Pick out every line holding the string "labios" and copy it.
=== ENTRIES SHOWN ===
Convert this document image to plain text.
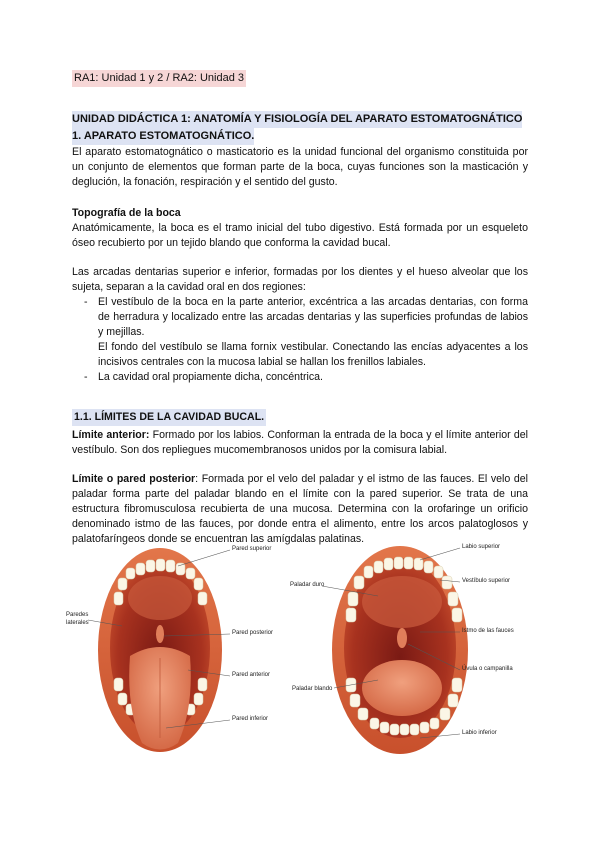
RA1: Unidad 1 y 2 / RA2: Unidad 3
UNIDAD DIDÁCTICA 1: ANATOMÍA Y FISIOLOGÍA DEL APARATO ESTOMATOGNÁTICO
1. APARATO ESTOMATOGNÁTICO.

El aparato estomatognático o masticatorio es la unidad funcional del organismo constituida por un conjunto de elementos que forman parte de la boca, cuyas funciones son la masticación y deglución, la fonación, respiración y el sentido del gusto.

Topografía de la boca

Anatómicamente, la boca es el tramo inicial del tubo digestivo. Está formada por un esqueleto óseo recubierto por un tejido blando que conforma la cavidad bucal.

Las arcadas dentarias superior e inferior, formadas por los dientes y el hueso alveolar que los sujeta, separan a la cavidad oral en dos regiones:

- El vestíbulo de la boca en la parte anterior, excéntrica a las arcadas dentarias, con forma de herradura y localizado entre las arcadas dentarias y las superficies profundas de labios y mejillas.
El fondo del vestíbulo se llama fornix vestibular. Conectando las encías adyacentes a los incisivos centrales con la mucosa labial se hallan los frenillos labiales.
- La cavidad oral propiamente dicha, concéntrica.
1.1. LÍMITES DE LA CAVIDAD BUCAL.

Límite anterior: Formado por los labios. Conforman la entrada de la boca y el límite anterior del vestíbulo. Son dos repliegues mucomembranosos unidos por la comisura labial.

Límite o pared posterior: Formada por el velo del paladar y el istmo de las fauces. El velo del paladar forma parte del paladar blando en el límite con la pared superior. Se trata de una estructura fibromusculosa recubierta de una mucosa. Determina con la orofaringe un orificio denominado istmo de las fauces, por donde entra el alimento, entre los arcos palatoglosos y palatofaríngeos donde se encuentran las amígdalas palatinas.

Pared superior
Paredes
laterales
Pared posterior
Pared anterior
Pared inferior
Labio superior
Paladar duro
Vestíbulo superior
Istmo de las fauces
Úvula o campanilla
Paladar blando
Labio inferior
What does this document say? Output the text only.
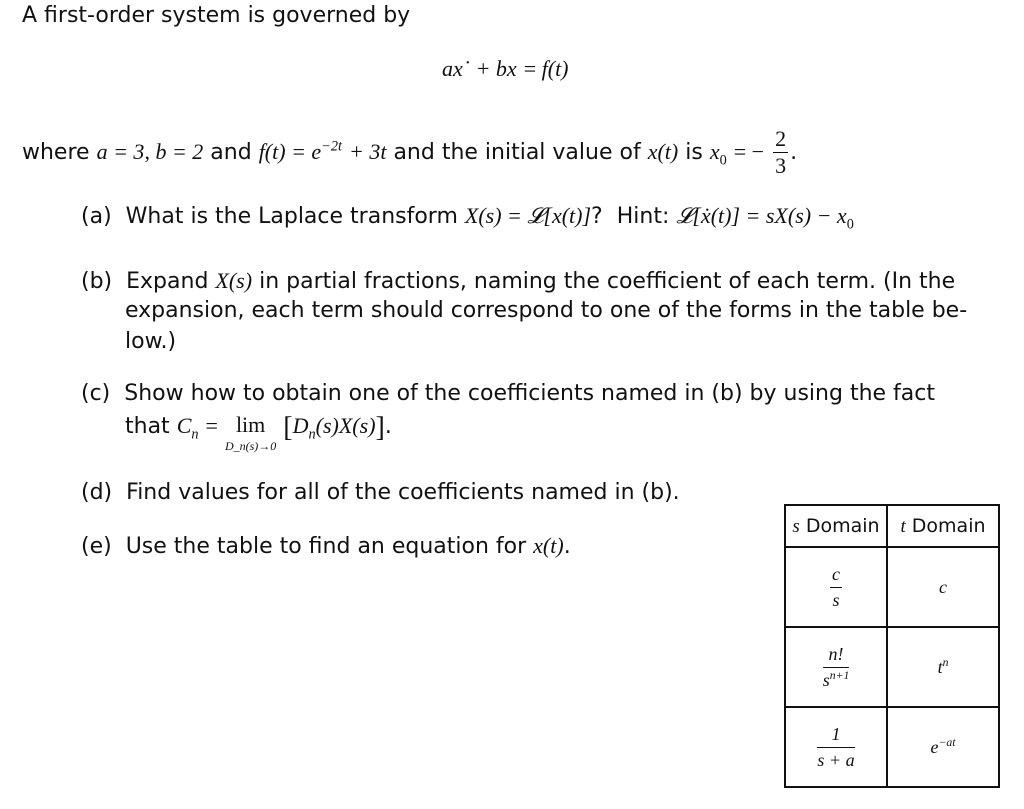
A first-order system is governed by
ax˙ + bx = f(t)
where a = 3, b = 2 and $f(t) = e^{-2t} + 3t$ and the initial value of x(t) is $x_0$ = − $\frac{2}{3}$ .
(a) What is the Laplace transform X(s) = 𝓛[x(t)]? Hint: 𝓛[ẋ(t)] = $sX(s) - x_0$
(b) Expand X(s) in partial fractions, naming the coefficient of each term. (In the
expansion, each term should correspond to one of the forms in the table be-
low.)
(c) Show how to obtain one of the coefficients named in (b) by using the fact
that $C_n = \lim$
D_n(s)→0
$[D_n(s)X(s)]$.
(d) Find values for all of the coefficients named in (b).
(e) Use the table to find an equation for x(t).
s Domain	t Domain

$\frac{c}{s}$	c

$\frac{n!}{s^{n+1}}$	$t^n$

$\frac{1}{s + a}$	$e^{-at}$
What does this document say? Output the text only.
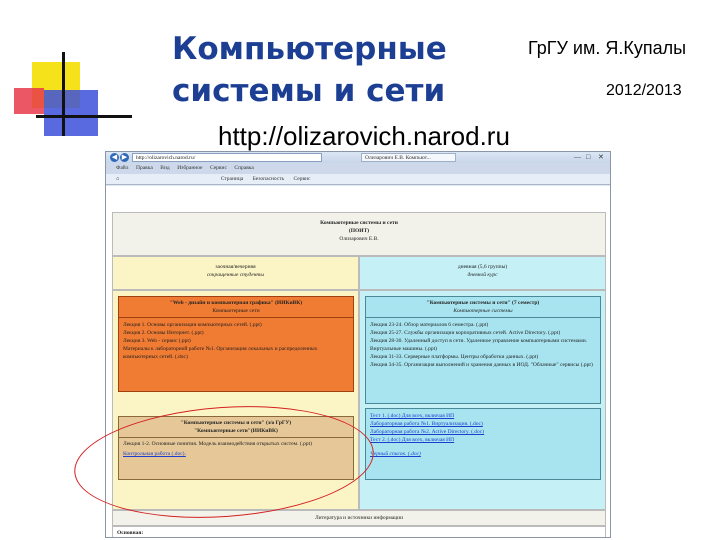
Компьютерные
системы и сети
ГрГУ им. Я.Купалы
2012/2013
http://olizarovich.narod.ru
◀ ▶	http://olizarovich.narod.ru/	Олизарович Е.В. Компьют...	— □ ✕
Файл Правка Вид Избранное Сервис Справка
⌂	Страница Безопасность Сервис
Компьютерные системы и сети
(ПОИТ)
Олизарович Е.В.
заочная/вечерняя
сокращенные студенты
дневная (5,6 группы)
дневной курс
"Web - дизайн и компьютерная графика" (ИИКиВК)
Компьютерные сети
Лекция 1. Основы организации компьютерных сетей. (.ppt)
Лекция 2. Основы Интернет. (.ppt)
Лекция 3. Web - сервис (.ppt)
Материалы к лабораторной работе №1. Организация локальных и распределенных компьютерных сетей. (.doc)
"Компьютерные системы и сети" (7 семестр)
Компьютерные системы
Лекция 23-24. Обзор материалов 6 семестра. (.ppt)
Лекция 25-27. Службы организации корпоративных сетей. Active Directory. (.ppt)
Лекция 28-30. Удаленный доступ в сети. Удаленное управление компьютерными системами. Виртуальные машины. (.ppt)
Лекция 31-33. Серверные платформы. Центры обработки данных. (.ppt)
Лекция 34-35. Организация выполнений и хранения данных в ИОД. "Облачные" сервисы (.ppt)
Тест 1. (.doc) Для всех, включая ИП
Лабораторная работа №1. Виртуализация. (.doc)
Лабораторная работа №2. Active Directory. (.doc)
Тест 2. (.doc) Для всех, включая ИП
Черный список. (.doc)
"Компьютерные системы и сети" (з/о ГрГУ)
"Компьютерные сети"(ИИКиВК)
Лекция 1-2. Основные понятия. Модель взаимодействия открытых систем. (.ppt)
Контрольная работа (.doc).
Литература и источники информации
Основная:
===
» COMPLETE RESPONSE:
- El vestíbulo de la boca en la parte anterior, excéntrica a las arcadas dentarias, con forma de herradura y localizado entre las arcadas dentarias y las superficies profundas de labios y mejillas.
Límite anterior: Formado por los labios. Conforman la entrada de la boca y el límite anterior del vestíbulo. Son dos repliegues mucomembranosos unidos por la comisura labial.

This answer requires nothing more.